### SET EXERCISE
Reproduce the entries below in full, word for word.

# Start of MATERIALS PROVIDED

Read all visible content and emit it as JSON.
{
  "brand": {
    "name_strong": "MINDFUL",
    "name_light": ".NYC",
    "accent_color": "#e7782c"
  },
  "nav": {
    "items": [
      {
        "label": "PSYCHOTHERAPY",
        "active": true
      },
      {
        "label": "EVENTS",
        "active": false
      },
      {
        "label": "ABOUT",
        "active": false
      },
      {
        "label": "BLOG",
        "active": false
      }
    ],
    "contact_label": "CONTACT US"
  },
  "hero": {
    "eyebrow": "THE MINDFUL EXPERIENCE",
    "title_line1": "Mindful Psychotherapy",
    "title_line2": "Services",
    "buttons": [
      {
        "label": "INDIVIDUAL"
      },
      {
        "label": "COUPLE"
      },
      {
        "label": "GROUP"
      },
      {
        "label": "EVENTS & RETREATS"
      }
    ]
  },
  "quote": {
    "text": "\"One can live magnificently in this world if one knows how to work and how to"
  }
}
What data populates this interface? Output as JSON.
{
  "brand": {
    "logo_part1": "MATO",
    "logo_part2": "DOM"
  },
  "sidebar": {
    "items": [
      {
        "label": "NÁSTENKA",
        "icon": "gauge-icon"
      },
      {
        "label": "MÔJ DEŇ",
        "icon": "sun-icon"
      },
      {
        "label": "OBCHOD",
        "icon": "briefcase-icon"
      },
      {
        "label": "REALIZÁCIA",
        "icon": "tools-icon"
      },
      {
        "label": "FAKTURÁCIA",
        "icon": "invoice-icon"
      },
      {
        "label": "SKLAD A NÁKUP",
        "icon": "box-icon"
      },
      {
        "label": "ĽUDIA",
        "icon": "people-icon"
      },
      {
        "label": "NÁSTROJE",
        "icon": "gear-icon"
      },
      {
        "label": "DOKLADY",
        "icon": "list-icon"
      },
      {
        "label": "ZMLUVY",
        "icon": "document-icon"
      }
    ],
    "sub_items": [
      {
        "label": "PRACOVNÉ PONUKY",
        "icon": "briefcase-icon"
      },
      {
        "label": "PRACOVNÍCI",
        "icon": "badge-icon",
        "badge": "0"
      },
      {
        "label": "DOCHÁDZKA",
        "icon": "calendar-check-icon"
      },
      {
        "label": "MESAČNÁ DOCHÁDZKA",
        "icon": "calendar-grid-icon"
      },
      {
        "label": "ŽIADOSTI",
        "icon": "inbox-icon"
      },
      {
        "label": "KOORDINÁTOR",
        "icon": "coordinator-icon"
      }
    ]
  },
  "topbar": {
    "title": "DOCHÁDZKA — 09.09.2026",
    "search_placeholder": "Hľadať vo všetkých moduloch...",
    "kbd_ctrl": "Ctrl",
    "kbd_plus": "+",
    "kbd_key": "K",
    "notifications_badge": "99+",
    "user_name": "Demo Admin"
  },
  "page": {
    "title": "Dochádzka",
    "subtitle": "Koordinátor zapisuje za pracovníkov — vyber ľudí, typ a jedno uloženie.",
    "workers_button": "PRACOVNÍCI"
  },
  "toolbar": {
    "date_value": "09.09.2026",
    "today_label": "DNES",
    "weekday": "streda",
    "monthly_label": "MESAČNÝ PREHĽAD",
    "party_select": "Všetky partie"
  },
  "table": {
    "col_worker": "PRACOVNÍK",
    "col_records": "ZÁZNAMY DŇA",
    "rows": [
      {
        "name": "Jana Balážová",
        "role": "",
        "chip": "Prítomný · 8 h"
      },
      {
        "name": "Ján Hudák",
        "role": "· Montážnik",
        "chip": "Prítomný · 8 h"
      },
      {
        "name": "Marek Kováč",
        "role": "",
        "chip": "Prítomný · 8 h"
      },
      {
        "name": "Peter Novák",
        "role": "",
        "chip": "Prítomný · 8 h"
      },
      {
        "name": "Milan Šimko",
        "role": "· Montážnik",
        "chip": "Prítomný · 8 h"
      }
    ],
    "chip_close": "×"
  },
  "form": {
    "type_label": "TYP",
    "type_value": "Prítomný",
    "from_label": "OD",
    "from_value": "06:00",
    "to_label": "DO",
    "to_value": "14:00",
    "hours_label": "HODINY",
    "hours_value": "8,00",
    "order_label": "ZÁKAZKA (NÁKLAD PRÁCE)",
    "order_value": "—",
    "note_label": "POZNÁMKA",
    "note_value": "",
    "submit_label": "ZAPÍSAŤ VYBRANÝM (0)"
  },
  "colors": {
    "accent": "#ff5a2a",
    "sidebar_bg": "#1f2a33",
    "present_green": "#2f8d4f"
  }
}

# End of MATERIALS PROVIDED

### EXERCISE RESULT
Read all visible content and emit it as JSON.
{
  "brand": {
    "name_strong": "MINDFUL",
    "name_light": ".NYC",
    "accent_color": "#e7782c"
  },
  "nav": {
    "items": [
      {
        "label": "PSYCHOTHERAPY",
        "active": true
      },
      {
        "label": "EVENTS",
        "active": false
      },
      {
        "label": "ABOUT",
        "active": false
      },
      {
        "label": "BLOG",
        "active": false
      }
    ],
    "contact_label": "CONTACT US"
  },
  "hero": {
    "eyebrow": "THE MINDFUL EXPERIENCE",
    "title_line1": "Mindful Psychotherapy",
    "title_line2": "Services",
    "buttons": [
      {
        "label": "INDIVIDUAL"
      },
      {
        "label": "COUPLE"
      },
      {
        "label": "GROUP"
      },
      {
        "label": "EVENTS & RETREATS"
      }
    ]
  },
  "quote": {
    "text": "\"One can live magnificently in this world if one knows how to work and how to"
  }
}
What data populates this interface? Output as JSON.
{
  "brand": {
    "logo_part1": "MATO",
    "logo_part2": "DOM"
  },
  "sidebar": {
    "items": [
      {
        "label": "NÁSTENKA",
        "icon": "gauge-icon"
      },
      {
        "label": "MÔJ DEŇ",
        "icon": "sun-icon"
      },
      {
        "label": "OBCHOD",
        "icon": "briefcase-icon"
      },
      {
        "label": "REALIZÁCIA",
        "icon": "tools-icon"
      },
      {
        "label": "FAKTURÁCIA",
        "icon": "invoice-icon"
      },
      {
        "label": "SKLAD A NÁKUP",
        "icon": "box-icon"
      },
      {
        "label": "ĽUDIA",
        "icon": "people-icon"
      },
      {
        "label": "NÁSTROJE",
        "icon": "gear-icon"
      },
      {
        "label": "DOKLADY",
        "icon": "list-icon"
      },
      {
        "label": "ZMLUVY",
        "icon": "document-icon"
      }
    ],
    "sub_items": [
      {
        "label": "PRACOVNÉ PONUKY",
        "icon": "briefcase-icon"
      },
      {
        "label": "PRACOVNÍCI",
        "icon": "badge-icon",
        "badge": "0"
      },
      {
        "label": "DOCHÁDZKA",
        "icon": "calendar-check-icon"
      },
      {
        "label": "MESAČNÁ DOCHÁDZKA",
        "icon": "calendar-grid-icon"
      },
      {
        "label": "ŽIADOSTI",
        "icon": "inbox-icon"
      },
      {
        "label": "KOORDINÁTOR",
        "icon": "coordinator-icon"
      }
    ]
  },
  "topbar": {
    "title": "DOCHÁDZKA — 09.09.2026",
    "search_placeholder": "Hľadať vo všetkých moduloch...",
    "kbd_ctrl": "Ctrl",
    "kbd_plus": "+",
    "kbd_key": "K",
    "notifications_badge": "99+",
    "user_name": "Demo Admin"
  },
  "page": {
    "title": "Dochádzka",
    "subtitle": "Koordinátor zapisuje za pracovníkov — vyber ľudí, typ a jedno uloženie.",
    "workers_button": "PRACOVNÍCI"
  },
  "toolbar": {
    "date_value": "09.09.2026",
    "today_label": "DNES",
    "weekday": "streda",
    "monthly_label": "MESAČNÝ PREHĽAD",
    "party_select": "Všetky partie"
  },
  "table": {
    "col_worker": "PRACOVNÍK",
    "col_records": "ZÁZNAMY DŇA",
    "rows": [
      {
        "name": "Jana Balážová",
        "role": "",
        "chip": "Prítomný · 8 h"
      },
      {
        "name": "Ján Hudák",
        "role": "· Montážnik",
        "chip": "Prítomný · 8 h"
      },
      {
        "name": "Marek Kováč",
        "role": "",
        "chip": "Prítomný · 8 h"
      },
      {
        "name": "Peter Novák",
        "role": "",
        "chip": "Prítomný · 8 h"
      },
      {
        "name": "Milan Šimko",
        "role": "· Montážnik",
        "chip": "Prítomný · 8 h"
      }
    ],
    "chip_close": "×"
  },
  "form": {
    "type_label": "TYP",
    "type_value": "Prítomný",
    "from_label": "OD",
    "from_value": "06:00",
    "to_label": "DO",
    "to_value": "14:00",
    "hours_label": "HODINY",
    "hours_value": "8,00",
    "order_label": "ZÁKAZKA (NÁKLAD PRÁCE)",
    "order_value": "—",
    "note_label": "POZNÁMKA",
    "note_value": "",
    "submit_label": "ZAPÍSAŤ VYBRANÝM (0)"
  },
  "colors": {
    "accent": "#ff5a2a",
    "sidebar_bg": "#1f2a33",
    "present_green": "#2f8d4f"
  }
}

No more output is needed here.